** What to do **
Would you write out the entries below, every one of them, exactly?

Source data:

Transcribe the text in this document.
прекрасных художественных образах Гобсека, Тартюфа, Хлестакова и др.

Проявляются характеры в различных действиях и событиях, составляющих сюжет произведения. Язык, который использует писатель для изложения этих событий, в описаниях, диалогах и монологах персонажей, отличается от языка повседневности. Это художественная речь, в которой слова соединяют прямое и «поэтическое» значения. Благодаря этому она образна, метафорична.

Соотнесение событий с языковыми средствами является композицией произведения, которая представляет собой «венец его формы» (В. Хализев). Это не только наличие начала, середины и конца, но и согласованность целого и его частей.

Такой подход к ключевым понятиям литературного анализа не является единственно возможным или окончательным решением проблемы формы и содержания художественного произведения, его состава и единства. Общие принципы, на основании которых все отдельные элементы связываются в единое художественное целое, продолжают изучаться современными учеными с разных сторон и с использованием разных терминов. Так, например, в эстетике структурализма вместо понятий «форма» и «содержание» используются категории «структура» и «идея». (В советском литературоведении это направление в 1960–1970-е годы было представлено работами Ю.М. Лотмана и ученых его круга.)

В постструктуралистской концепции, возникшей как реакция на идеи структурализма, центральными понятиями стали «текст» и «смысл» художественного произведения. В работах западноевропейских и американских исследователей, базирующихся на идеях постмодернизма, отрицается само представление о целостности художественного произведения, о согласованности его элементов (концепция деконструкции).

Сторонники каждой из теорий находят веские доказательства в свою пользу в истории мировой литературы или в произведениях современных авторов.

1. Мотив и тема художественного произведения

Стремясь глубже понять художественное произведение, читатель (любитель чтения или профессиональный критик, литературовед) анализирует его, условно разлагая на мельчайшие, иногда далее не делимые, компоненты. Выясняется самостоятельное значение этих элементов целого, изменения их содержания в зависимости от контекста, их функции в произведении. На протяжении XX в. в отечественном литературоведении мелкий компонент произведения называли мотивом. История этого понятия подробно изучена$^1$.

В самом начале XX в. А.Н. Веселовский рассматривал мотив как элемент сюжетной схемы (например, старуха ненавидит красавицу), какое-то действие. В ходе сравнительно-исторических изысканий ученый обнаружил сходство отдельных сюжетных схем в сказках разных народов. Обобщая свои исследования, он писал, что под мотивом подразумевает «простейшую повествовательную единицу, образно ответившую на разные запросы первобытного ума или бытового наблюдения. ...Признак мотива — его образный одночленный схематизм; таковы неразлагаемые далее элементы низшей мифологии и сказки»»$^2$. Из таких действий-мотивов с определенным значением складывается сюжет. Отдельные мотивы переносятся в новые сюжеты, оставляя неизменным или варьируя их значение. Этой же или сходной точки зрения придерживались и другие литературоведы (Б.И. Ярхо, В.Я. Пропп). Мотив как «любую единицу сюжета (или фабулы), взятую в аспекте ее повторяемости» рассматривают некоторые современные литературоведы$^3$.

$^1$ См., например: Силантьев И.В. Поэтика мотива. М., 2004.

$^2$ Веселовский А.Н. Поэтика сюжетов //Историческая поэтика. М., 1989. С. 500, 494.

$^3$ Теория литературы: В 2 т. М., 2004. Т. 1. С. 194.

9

** Exercise answer **
Transcribe the text in this document.
прекрасных художественных образах Гобсека, Тартюфа, Хлестакова и др.

Проявляются характеры в различных действиях и событиях, составляющих сюжет произведения. Язык, который использует писатель для изложения этих событий, в описаниях, диалогах и монологах персонажей, отличается от языка повседневности. Это художественная речь, в которой слова соединяют прямое и «поэтическое» значения. Благодаря этому она образна, метафорична.

Соотнесение событий с языковыми средствами является композицией произведения, которая представляет собой «венец его формы» (В. Хализев). Это не только наличие начала, середины и конца, но и согласованность целого и его частей.

Такой подход к ключевым понятиям литературного анализа не является единственно возможным или окончательным решением проблемы формы и содержания художественного произведения, его состава и единства. Общие принципы, на основании которых все отдельные элементы связываются в единое художественное целое, продолжают изучаться современными учеными с разных сторон и с использованием разных терминов. Так, например, в эстетике структурализма вместо понятий «форма» и «содержание» используются категории «структура» и «идея». (В советском литературоведении это направление в 1960–1970-е годы было представлено работами Ю.М. Лотмана и ученых его круга.)

В постструктуралистской концепции, возникшей как реакция на идеи структурализма, центральными понятиями стали «текст» и «смысл» художественного произведения. В работах западноевропейских и американских исследователей, базирующихся на идеях постмодернизма, отрицается само представление о целостности художественного произведения, о согласованности его элементов (концепция деконструкции).

Сторонники каждой из теорий находят веские доказательства в свою пользу в истории мировой литературы или в произведениях современных авторов.

1. Мотив и тема художественного произведения

Стремясь глубже понять художественное произведение, читатель (любитель чтения или профессиональный критик, литературовед) анализирует его, условно разлагая на мельчайшие, иногда далее не делимые, компоненты. Выясняется самостоятельное значение этих элементов целого, изменения их содержания в зависимости от контекста, их функции в произведении. На протяжении XX в. в отечественном литературоведении мелкий компонент произведения называли мотивом. История этого понятия подробно изучена$^1$.

В самом начале XX в. А.Н. Веселовский рассматривал мотив как элемент сюжетной схемы (например, старуха ненавидит красавицу), какое-то действие. В ходе сравнительно-исторических изысканий ученый обнаружил сходство отдельных сюжетных схем в сказках разных народов. Обобщая свои исследования, он писал, что под мотивом подразумевает «простейшую повествовательную единицу, образно ответившую на разные запросы первобытного ума или бытового наблюдения. ...Признак мотива — его образный одночленный схематизм; таковы неразлагаемые далее элементы низшей мифологии и сказки»»$^2$. Из таких действий-мотивов с определенным значением складывается сюжет. Отдельные мотивы переносятся в новые сюжеты, оставляя неизменным или варьируя их значение. Этой же или сходной точки зрения придерживались и другие литературоведы (Б.И. Ярхо, В.Я. Пропп). Мотив как «любую единицу сюжета (или фабулы), взятую в аспекте ее повторяемости» рассматривают некоторые современные литературоведы$^3$.

$^1$ См., например: Силантьев И.В. Поэтика мотива. М., 2004.

$^2$ Веселовский А.Н. Поэтика сюжетов //Историческая поэтика. М., 1989. С. 500, 494.

$^3$ Теория литературы: В 2 т. М., 2004. Т. 1. С. 194.

9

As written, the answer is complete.